» What is required
Work out the number of lines with the word "study" in the material below, then reply with that number only.

» Material supplied
## begin

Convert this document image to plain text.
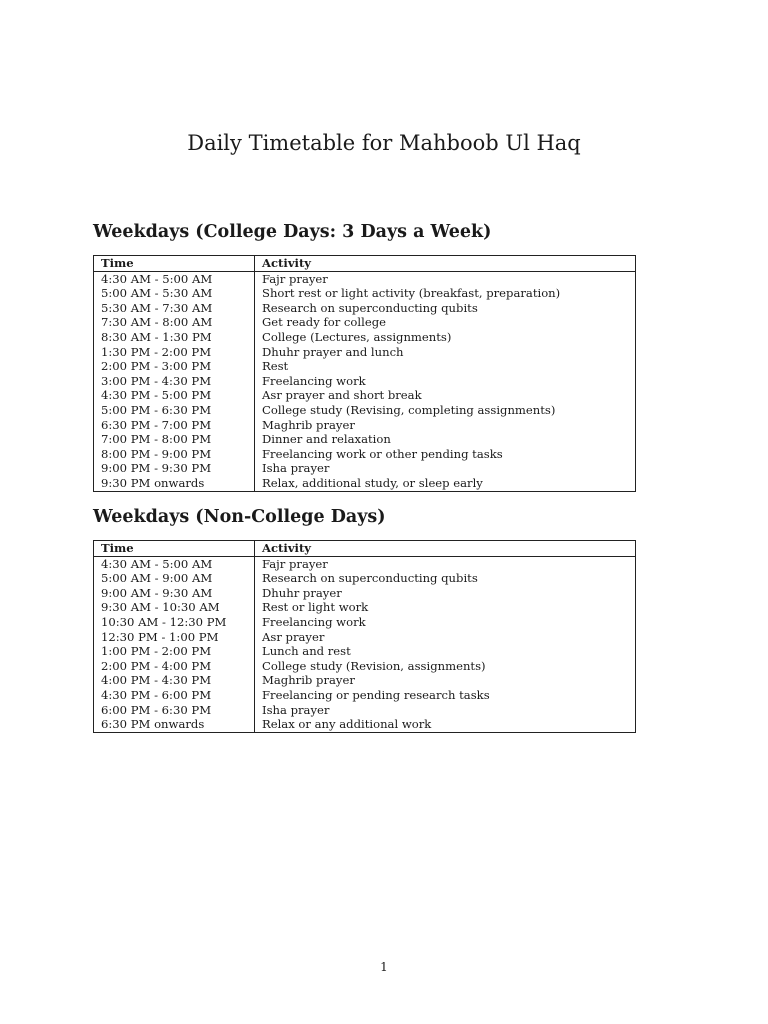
Daily Timetable for Mahboob Ul Haq
Weekdays (College Days: 3 Days a Week)
Time	Activity
4:30 AM - 5:00 AM	Fajr prayer
5:00 AM - 5:30 AM	Short rest or light activity (breakfast, preparation)
5:30 AM - 7:30 AM	Research on superconducting qubits
7:30 AM - 8:00 AM	Get ready for college
8:30 AM - 1:30 PM	College (Lectures, assignments)
1:30 PM - 2:00 PM	Dhuhr prayer and lunch
2:00 PM - 3:00 PM	Rest
3:00 PM - 4:30 PM	Freelancing work
4:30 PM - 5:00 PM	Asr prayer and short break
5:00 PM - 6:30 PM	College study (Revising, completing assignments)
6:30 PM - 7:00 PM	Maghrib prayer
7:00 PM - 8:00 PM	Dinner and relaxation
8:00 PM - 9:00 PM	Freelancing work or other pending tasks
9:00 PM - 9:30 PM	Isha prayer
9:30 PM onwards	Relax, additional study, or sleep early
Weekdays (Non-College Days)
Time	Activity
4:30 AM - 5:00 AM	Fajr prayer
5:00 AM - 9:00 AM	Research on superconducting qubits
9:00 AM - 9:30 AM	Dhuhr prayer
9:30 AM - 10:30 AM	Rest or light work
10:30 AM - 12:30 PM	Freelancing work
12:30 PM - 1:00 PM	Asr prayer
1:00 PM - 2:00 PM	Lunch and rest
2:00 PM - 4:00 PM	College study (Revision, assignments)
4:00 PM - 4:30 PM	Maghrib prayer
4:30 PM - 6:00 PM	Freelancing or pending research tasks
6:00 PM - 6:30 PM	Isha prayer
6:30 PM onwards	Relax or any additional work
1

## end

» Exercise output
3